_Job:_ Below are the records; locate each line with the word "over" and copy it.

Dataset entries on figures
* * * *

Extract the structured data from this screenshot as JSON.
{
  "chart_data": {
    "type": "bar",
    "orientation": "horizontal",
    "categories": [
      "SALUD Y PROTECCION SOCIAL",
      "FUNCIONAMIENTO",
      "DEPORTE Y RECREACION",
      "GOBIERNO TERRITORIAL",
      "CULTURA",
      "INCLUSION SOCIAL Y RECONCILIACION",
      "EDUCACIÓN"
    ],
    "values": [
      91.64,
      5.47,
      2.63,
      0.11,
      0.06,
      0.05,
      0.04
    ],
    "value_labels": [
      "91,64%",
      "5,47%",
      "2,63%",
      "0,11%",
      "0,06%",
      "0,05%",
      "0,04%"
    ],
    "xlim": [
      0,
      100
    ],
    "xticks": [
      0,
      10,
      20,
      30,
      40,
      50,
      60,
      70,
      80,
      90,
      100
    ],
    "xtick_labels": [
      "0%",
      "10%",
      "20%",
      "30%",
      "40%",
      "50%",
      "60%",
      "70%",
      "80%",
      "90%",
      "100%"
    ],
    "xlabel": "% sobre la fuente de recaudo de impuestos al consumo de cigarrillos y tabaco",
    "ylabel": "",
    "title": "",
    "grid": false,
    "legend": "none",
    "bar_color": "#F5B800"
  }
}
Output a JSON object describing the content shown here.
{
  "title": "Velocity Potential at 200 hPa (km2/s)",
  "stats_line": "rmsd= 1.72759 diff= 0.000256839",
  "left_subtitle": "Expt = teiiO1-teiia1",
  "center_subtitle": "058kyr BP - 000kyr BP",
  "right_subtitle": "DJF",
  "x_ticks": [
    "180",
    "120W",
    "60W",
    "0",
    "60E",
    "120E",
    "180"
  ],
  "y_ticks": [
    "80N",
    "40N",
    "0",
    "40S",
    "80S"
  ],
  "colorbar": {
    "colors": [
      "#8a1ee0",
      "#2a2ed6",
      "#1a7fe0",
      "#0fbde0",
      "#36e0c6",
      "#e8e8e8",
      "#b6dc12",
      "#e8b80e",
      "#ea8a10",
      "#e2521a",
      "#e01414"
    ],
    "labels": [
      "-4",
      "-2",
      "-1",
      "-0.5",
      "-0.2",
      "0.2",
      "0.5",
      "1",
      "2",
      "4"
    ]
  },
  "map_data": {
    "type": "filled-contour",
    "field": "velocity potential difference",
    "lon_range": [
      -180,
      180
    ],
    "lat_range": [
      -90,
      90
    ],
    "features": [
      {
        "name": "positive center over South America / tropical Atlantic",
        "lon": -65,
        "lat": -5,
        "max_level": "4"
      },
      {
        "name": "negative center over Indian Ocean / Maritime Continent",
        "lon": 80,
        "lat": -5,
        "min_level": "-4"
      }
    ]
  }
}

* * * *

_Solution to this exercise:_
        "name": "positive center over South America / tropical Atlantic",
        "name": "negative center over Indian Ocean / Maritime Continent",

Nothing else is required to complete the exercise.